▸ **The problem**
Pictures in the records should not be copied, but every other part must be repeated exactly.

▸ **Material to process**
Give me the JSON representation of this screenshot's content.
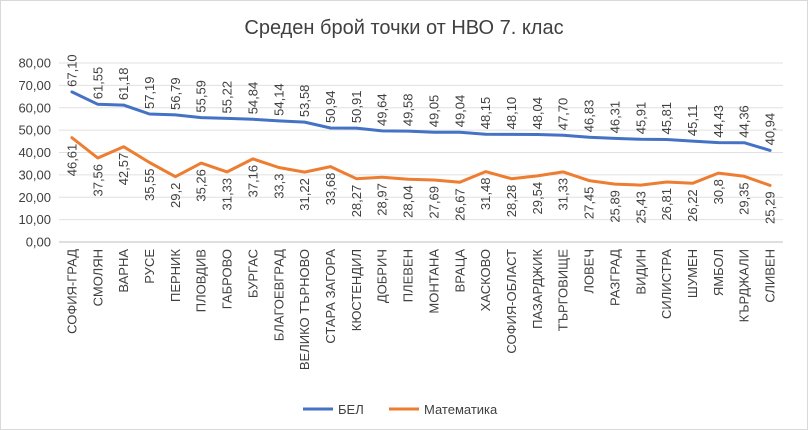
{
  "chart_data": {
    "type": "line",
    "title": "Среден брой точки от НВО 7. клас",
    "xlabel": "",
    "ylabel": "",
    "ylim": [
      0,
      80
    ],
    "yticks": [
      "0,00",
      "10,00",
      "20,00",
      "30,00",
      "40,00",
      "50,00",
      "60,00",
      "70,00",
      "80,00"
    ],
    "grid": true,
    "legend_position": "bottom",
    "categories": [
      "СОФИЯ-ГРАД",
      "СМОЛЯН",
      "ВАРНА",
      "РУСЕ",
      "ПЕРНИК",
      "ПЛОВДИВ",
      "ГАБРОВО",
      "БУРГАС",
      "БЛАГОЕВГРАД",
      "ВЕЛИКО ТЪРНОВО",
      "СТАРА ЗАГОРА",
      "КЮСТЕНДИЛ",
      "ДОБРИЧ",
      "ПЛЕВЕН",
      "МОНТАНА",
      "ВРАЦА",
      "ХАСКОВО",
      "СОФИЯ-ОБЛАСТ",
      "ПАЗАРДЖИК",
      "ТЪРГОВИЩЕ",
      "ЛОВЕЧ",
      "РАЗГРАД",
      "ВИДИН",
      "СИЛИСТРА",
      "ШУМЕН",
      "ЯМБОЛ",
      "КЪРДЖАЛИ",
      "СЛИВЕН"
    ],
    "series": [
      {
        "name": "БЕЛ",
        "color": "#4472c4",
        "values": [
          67.1,
          61.55,
          61.18,
          57.19,
          56.79,
          55.59,
          55.22,
          54.84,
          54.14,
          53.58,
          50.94,
          50.91,
          49.64,
          49.58,
          49.05,
          49.04,
          48.15,
          48.1,
          48.04,
          47.7,
          46.83,
          46.31,
          45.91,
          45.81,
          45.11,
          44.43,
          44.36,
          40.94
        ],
        "labels": [
          "67,10",
          "61,55",
          "61,18",
          "57,19",
          "56,79",
          "55,59",
          "55,22",
          "54,84",
          "54,14",
          "53,58",
          "50,94",
          "50,91",
          "49,64",
          "49,58",
          "49,05",
          "49,04",
          "48,15",
          "48,10",
          "48,04",
          "47,70",
          "46,83",
          "46,31",
          "45,91",
          "45,81",
          "45,11",
          "44,43",
          "44,36",
          "40,94"
        ]
      },
      {
        "name": "Математика",
        "color": "#ed7d31",
        "values": [
          46.61,
          37.56,
          42.57,
          35.55,
          29.2,
          35.26,
          31.33,
          37.16,
          33.3,
          31.22,
          33.68,
          28.27,
          28.97,
          28.04,
          27.69,
          26.67,
          31.48,
          28.28,
          29.54,
          31.33,
          27.45,
          25.89,
          25.43,
          26.81,
          26.22,
          30.8,
          29.35,
          25.29
        ],
        "labels": [
          "46,61",
          "37,56",
          "42,57",
          "35,55",
          "29,2",
          "35,26",
          "31,33",
          "37,16",
          "33,3",
          "31,22",
          "33,68",
          "28,27",
          "28,97",
          "28,04",
          "27,69",
          "26,67",
          "31,48",
          "28,28",
          "29,54",
          "31,33",
          "27,45",
          "25,89",
          "25,43",
          "26,81",
          "26,22",
          "30,8",
          "29,35",
          "25,29"
        ]
      }
    ]
  }
}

▸ **Output for this exercise**
Give me the JSON representation of this screenshot's content.
{
  "chart_data": {
    "type": "line",
    "title": "Среден брой точки от НВО 7. клас",
    "xlabel": "",
    "ylabel": "",
    "ylim": [
      0,
      80
    ],
    "yticks": [
      "0,00",
      "10,00",
      "20,00",
      "30,00",
      "40,00",
      "50,00",
      "60,00",
      "70,00",
      "80,00"
    ],
    "grid": true,
    "legend_position": "bottom",
    "categories": [
      "СОФИЯ-ГРАД",
      "СМОЛЯН",
      "ВАРНА",
      "РУСЕ",
      "ПЕРНИК",
      "ПЛОВДИВ",
      "ГАБРОВО",
      "БУРГАС",
      "БЛАГОЕВГРАД",
      "ВЕЛИКО ТЪРНОВО",
      "СТАРА ЗАГОРА",
      "КЮСТЕНДИЛ",
      "ДОБРИЧ",
      "ПЛЕВЕН",
      "МОНТАНА",
      "ВРАЦА",
      "ХАСКОВО",
      "СОФИЯ-ОБЛАСТ",
      "ПАЗАРДЖИК",
      "ТЪРГОВИЩЕ",
      "ЛОВЕЧ",
      "РАЗГРАД",
      "ВИДИН",
      "СИЛИСТРА",
      "ШУМЕН",
      "ЯМБОЛ",
      "КЪРДЖАЛИ",
      "СЛИВЕН"
    ],
    "series": [
      {
        "name": "БЕЛ",
        "color": "#4472c4",
        "values": [
          67.1,
          61.55,
          61.18,
          57.19,
          56.79,
          55.59,
          55.22,
          54.84,
          54.14,
          53.58,
          50.94,
          50.91,
          49.64,
          49.58,
          49.05,
          49.04,
          48.15,
          48.1,
          48.04,
          47.7,
          46.83,
          46.31,
          45.91,
          45.81,
          45.11,
          44.43,
          44.36,
          40.94
        ],
        "labels": [
          "67,10",
          "61,55",
          "61,18",
          "57,19",
          "56,79",
          "55,59",
          "55,22",
          "54,84",
          "54,14",
          "53,58",
          "50,94",
          "50,91",
          "49,64",
          "49,58",
          "49,05",
          "49,04",
          "48,15",
          "48,10",
          "48,04",
          "47,70",
          "46,83",
          "46,31",
          "45,91",
          "45,81",
          "45,11",
          "44,43",
          "44,36",
          "40,94"
        ]
      },
      {
        "name": "Математика",
        "color": "#ed7d31",
        "values": [
          46.61,
          37.56,
          42.57,
          35.55,
          29.2,
          35.26,
          31.33,
          37.16,
          33.3,
          31.22,
          33.68,
          28.27,
          28.97,
          28.04,
          27.69,
          26.67,
          31.48,
          28.28,
          29.54,
          31.33,
          27.45,
          25.89,
          25.43,
          26.81,
          26.22,
          30.8,
          29.35,
          25.29
        ],
        "labels": [
          "46,61",
          "37,56",
          "42,57",
          "35,55",
          "29,2",
          "35,26",
          "31,33",
          "37,16",
          "33,3",
          "31,22",
          "33,68",
          "28,27",
          "28,97",
          "28,04",
          "27,69",
          "26,67",
          "31,48",
          "28,28",
          "29,54",
          "31,33",
          "27,45",
          "25,89",
          "25,43",
          "26,81",
          "26,22",
          "30,8",
          "29,35",
          "25,29"
        ]
      }
    ]
  }
}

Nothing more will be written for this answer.